-------- Entries provided

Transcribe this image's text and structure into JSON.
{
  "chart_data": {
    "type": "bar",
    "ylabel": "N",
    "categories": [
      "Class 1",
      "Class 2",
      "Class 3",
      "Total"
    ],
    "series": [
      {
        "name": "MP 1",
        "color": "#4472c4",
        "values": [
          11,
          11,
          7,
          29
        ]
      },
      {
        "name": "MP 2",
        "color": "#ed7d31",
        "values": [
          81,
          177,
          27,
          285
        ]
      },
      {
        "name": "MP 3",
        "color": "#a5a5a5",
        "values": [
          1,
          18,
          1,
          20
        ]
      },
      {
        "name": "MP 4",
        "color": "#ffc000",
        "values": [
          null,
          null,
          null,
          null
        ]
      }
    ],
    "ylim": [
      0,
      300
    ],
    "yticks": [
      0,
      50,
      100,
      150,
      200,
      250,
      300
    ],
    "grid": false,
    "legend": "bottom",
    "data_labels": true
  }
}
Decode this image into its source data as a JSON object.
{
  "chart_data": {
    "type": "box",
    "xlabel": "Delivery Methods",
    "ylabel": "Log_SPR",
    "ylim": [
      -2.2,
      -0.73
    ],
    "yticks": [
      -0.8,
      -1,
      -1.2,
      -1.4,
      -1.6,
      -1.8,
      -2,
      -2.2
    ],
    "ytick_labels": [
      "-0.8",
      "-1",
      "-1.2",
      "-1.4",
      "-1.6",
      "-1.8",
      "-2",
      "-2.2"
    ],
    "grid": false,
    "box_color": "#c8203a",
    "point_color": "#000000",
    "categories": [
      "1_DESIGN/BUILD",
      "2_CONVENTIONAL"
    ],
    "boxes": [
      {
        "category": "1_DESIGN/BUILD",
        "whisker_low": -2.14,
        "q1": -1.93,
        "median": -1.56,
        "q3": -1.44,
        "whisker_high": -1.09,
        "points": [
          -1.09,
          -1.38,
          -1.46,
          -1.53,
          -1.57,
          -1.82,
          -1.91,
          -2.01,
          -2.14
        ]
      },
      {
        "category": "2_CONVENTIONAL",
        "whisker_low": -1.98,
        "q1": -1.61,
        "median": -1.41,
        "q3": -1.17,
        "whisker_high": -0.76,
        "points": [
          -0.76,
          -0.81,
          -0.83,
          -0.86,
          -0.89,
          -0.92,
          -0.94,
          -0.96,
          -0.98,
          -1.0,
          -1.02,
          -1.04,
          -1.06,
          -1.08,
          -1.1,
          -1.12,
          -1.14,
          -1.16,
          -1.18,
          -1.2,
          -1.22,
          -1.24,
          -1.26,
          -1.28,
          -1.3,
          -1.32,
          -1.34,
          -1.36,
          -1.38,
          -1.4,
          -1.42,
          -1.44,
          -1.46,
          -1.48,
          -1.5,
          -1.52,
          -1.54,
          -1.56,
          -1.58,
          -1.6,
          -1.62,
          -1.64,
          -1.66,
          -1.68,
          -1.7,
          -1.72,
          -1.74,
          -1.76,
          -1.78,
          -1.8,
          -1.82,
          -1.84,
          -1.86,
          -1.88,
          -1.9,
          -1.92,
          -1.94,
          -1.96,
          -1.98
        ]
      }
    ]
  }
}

----------------

* Aim
Repeat back the data above, exact to the last character.

* Task solution
Transcribe this image's text and structure into JSON.
{
  "chart_data": {
    "type": "bar",
    "ylabel": "N",
    "categories": [
      "Class 1",
      "Class 2",
      "Class 3",
      "Total"
    ],
    "series": [
      {
        "name": "MP 1",
        "color": "#4472c4",
        "values": [
          11,
          11,
          7,
          29
        ]
      },
      {
        "name": "MP 2",
        "color": "#ed7d31",
        "values": [
          81,
          177,
          27,
          285
        ]
      },
      {
        "name": "MP 3",
        "color": "#a5a5a5",
        "values": [
          1,
          18,
          1,
          20
        ]
      },
      {
        "name": "MP 4",
        "color": "#ffc000",
        "values": [
          null,
          null,
          null,
          null
        ]
      }
    ],
    "ylim": [
      0,
      300
    ],
    "yticks": [
      0,
      50,
      100,
      150,
      200,
      250,
      300
    ],
    "grid": false,
    "legend": "bottom",
    "data_labels": true
  }
}
Decode this image into its source data as a JSON object.
{
  "chart_data": {
    "type": "box",
    "xlabel": "Delivery Methods",
    "ylabel": "Log_SPR",
    "ylim": [
      -2.2,
      -0.73
    ],
    "yticks": [
      -0.8,
      -1,
      -1.2,
      -1.4,
      -1.6,
      -1.8,
      -2,
      -2.2
    ],
    "ytick_labels": [
      "-0.8",
      "-1",
      "-1.2",
      "-1.4",
      "-1.6",
      "-1.8",
      "-2",
      "-2.2"
    ],
    "grid": false,
    "box_color": "#c8203a",
    "point_color": "#000000",
    "categories": [
      "1_DESIGN/BUILD",
      "2_CONVENTIONAL"
    ],
    "boxes": [
      {
        "category": "1_DESIGN/BUILD",
        "whisker_low": -2.14,
        "q1": -1.93,
        "median": -1.56,
        "q3": -1.44,
        "whisker_high": -1.09,
        "points": [
          -1.09,
          -1.38,
          -1.46,
          -1.53,
          -1.57,
          -1.82,
          -1.91,
          -2.01,
          -2.14
        ]
      },
      {
        "category": "2_CONVENTIONAL",
        "whisker_low": -1.98,
        "q1": -1.61,
        "median": -1.41,
        "q3": -1.17,
        "whisker_high": -0.76,
        "points": [
          -0.76,
          -0.81,
          -0.83,
          -0.86,
          -0.89,
          -0.92,
          -0.94,
          -0.96,
          -0.98,
          -1.0,
          -1.02,
          -1.04,
          -1.06,
          -1.08,
          -1.1,
          -1.12,
          -1.14,
          -1.16,
          -1.18,
          -1.2,
          -1.22,
          -1.24,
          -1.26,
          -1.28,
          -1.3,
          -1.32,
          -1.34,
          -1.36,
          -1.38,
          -1.4,
          -1.42,
          -1.44,
          -1.46,
          -1.48,
          -1.5,
          -1.52,
          -1.54,
          -1.56,
          -1.58,
          -1.6,
          -1.62,
          -1.64,
          -1.66,
          -1.68,
          -1.7,
          -1.72,
          -1.74,
          -1.76,
          -1.78,
          -1.8,
          -1.82,
          -1.84,
          -1.86,
          -1.88,
          -1.9,
          -1.92,
          -1.94,
          -1.96,
          -1.98
        ]
      }
    ]
  }
}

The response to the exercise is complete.